__Exercise details__
Below are some records. Say in a single number how many of their lines include the word "such".

__Supplied data__
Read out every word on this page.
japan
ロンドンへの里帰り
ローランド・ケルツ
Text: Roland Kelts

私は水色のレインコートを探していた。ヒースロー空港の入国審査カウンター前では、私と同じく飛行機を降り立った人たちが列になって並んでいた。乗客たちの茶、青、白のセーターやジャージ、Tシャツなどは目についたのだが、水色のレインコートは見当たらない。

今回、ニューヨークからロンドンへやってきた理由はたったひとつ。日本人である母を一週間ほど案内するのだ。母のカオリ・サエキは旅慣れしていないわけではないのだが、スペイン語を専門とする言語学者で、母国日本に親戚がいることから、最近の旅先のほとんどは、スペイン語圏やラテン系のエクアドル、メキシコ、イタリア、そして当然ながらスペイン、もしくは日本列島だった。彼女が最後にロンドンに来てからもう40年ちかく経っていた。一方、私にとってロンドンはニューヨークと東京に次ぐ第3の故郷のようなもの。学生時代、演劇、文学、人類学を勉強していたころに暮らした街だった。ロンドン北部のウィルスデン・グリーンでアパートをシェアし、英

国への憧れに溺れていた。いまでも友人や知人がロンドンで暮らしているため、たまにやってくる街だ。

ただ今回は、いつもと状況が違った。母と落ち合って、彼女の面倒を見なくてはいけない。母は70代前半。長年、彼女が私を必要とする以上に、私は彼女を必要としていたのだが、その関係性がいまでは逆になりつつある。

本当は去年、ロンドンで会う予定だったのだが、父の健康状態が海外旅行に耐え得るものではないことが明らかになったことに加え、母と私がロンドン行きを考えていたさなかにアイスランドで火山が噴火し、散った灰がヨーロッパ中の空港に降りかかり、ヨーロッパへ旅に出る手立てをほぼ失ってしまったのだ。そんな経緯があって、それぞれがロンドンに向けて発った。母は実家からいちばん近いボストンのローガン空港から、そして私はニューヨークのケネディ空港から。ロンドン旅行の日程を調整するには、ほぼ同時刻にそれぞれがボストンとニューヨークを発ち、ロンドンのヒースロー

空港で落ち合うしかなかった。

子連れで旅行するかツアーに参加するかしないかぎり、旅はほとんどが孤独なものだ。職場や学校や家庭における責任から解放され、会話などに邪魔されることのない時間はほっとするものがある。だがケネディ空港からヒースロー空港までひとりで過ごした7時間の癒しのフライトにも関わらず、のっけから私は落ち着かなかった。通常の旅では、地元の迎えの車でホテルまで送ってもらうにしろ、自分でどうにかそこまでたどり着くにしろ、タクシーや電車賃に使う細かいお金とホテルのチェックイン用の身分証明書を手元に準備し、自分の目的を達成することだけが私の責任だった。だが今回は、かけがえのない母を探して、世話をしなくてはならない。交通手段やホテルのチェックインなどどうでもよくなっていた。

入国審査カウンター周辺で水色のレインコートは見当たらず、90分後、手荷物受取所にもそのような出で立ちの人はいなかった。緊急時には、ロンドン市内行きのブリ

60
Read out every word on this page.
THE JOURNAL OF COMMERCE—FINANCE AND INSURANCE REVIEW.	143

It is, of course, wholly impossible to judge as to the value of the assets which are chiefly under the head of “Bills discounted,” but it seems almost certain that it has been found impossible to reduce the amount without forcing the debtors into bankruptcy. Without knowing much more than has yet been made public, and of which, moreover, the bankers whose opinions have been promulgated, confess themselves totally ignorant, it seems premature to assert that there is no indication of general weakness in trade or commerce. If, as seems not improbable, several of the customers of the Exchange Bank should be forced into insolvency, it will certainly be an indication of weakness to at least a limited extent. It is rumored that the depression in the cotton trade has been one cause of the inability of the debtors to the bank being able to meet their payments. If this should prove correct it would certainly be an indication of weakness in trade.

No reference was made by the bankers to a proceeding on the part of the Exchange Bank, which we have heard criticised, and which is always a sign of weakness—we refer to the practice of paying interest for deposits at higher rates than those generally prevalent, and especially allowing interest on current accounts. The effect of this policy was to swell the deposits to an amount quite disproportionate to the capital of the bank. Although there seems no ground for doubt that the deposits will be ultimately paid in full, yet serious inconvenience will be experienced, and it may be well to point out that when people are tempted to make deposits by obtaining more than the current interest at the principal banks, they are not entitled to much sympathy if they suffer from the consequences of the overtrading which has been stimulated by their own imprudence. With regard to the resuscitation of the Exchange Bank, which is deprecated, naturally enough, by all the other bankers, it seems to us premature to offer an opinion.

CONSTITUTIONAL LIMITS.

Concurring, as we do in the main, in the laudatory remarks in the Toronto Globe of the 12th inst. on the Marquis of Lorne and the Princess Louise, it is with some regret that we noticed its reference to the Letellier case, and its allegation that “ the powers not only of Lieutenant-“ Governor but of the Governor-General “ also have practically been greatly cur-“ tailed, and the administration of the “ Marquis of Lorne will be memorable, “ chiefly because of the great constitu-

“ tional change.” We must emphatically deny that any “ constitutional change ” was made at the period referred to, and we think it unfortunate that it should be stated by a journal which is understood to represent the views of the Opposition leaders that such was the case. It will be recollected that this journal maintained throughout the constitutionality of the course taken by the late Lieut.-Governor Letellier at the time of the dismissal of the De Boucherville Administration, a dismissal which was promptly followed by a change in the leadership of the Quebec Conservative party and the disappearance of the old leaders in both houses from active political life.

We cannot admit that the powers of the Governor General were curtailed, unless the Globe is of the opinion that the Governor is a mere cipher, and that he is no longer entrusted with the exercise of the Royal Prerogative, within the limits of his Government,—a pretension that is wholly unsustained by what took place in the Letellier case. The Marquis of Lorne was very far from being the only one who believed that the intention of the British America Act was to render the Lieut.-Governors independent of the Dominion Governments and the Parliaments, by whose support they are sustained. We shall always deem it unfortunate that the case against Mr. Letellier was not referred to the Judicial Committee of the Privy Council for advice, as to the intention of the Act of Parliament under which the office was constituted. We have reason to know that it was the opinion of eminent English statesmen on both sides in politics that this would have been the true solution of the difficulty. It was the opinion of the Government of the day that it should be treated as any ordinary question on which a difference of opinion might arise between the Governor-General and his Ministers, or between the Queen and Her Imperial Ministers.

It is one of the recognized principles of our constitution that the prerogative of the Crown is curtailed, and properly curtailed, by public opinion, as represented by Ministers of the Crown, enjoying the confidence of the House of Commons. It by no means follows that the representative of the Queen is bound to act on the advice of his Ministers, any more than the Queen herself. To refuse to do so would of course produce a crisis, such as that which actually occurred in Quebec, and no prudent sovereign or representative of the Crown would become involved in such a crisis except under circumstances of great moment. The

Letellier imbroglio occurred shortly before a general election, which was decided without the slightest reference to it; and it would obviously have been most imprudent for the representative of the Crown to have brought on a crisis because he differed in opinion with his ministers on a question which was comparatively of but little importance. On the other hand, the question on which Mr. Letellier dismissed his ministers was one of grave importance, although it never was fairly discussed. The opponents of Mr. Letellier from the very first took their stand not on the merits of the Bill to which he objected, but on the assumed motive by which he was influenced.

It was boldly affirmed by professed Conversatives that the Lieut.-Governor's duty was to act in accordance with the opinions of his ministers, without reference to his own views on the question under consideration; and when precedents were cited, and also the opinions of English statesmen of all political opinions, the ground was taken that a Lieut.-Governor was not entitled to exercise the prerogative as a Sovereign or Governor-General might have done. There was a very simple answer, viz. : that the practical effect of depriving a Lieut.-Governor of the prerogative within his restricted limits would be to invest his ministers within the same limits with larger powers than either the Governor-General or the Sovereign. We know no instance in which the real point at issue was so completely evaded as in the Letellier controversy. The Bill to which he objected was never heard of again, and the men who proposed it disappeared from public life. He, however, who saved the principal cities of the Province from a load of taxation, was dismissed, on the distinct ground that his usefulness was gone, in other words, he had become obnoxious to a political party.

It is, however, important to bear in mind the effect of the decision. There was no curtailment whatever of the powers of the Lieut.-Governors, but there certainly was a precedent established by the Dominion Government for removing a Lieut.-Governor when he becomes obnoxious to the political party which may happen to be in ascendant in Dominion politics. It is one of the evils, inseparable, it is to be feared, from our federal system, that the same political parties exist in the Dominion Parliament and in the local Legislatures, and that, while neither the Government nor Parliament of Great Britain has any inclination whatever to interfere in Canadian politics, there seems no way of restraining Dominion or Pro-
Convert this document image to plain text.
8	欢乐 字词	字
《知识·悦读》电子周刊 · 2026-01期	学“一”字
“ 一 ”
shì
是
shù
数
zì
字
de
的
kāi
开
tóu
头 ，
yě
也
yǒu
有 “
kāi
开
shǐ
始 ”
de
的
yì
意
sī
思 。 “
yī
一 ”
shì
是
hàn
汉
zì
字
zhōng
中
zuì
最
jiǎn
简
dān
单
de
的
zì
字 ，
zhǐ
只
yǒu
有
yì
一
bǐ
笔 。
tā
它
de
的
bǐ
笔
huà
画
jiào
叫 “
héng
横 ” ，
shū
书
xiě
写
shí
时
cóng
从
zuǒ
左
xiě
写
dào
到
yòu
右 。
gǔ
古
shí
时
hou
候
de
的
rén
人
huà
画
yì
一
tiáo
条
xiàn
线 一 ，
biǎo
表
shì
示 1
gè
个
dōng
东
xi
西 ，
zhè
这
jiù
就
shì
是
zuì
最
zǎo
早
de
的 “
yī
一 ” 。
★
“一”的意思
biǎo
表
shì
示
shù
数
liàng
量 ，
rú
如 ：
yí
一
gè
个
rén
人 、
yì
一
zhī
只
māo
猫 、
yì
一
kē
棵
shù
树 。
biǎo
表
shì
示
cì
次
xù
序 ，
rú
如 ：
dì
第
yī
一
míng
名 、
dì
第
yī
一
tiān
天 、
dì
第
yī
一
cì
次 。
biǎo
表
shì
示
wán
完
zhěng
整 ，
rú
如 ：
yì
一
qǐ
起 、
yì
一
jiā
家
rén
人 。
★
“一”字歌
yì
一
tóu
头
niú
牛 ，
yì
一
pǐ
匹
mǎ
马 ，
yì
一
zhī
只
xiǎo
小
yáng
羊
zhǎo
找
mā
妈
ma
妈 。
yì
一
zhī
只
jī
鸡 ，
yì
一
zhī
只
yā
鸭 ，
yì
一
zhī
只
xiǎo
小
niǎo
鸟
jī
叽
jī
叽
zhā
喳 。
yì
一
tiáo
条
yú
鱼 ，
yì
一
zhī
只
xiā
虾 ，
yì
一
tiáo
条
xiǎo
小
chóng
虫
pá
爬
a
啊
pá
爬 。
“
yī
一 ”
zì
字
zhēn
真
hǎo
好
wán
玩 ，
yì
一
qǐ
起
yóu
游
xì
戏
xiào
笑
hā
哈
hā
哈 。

__The output__
2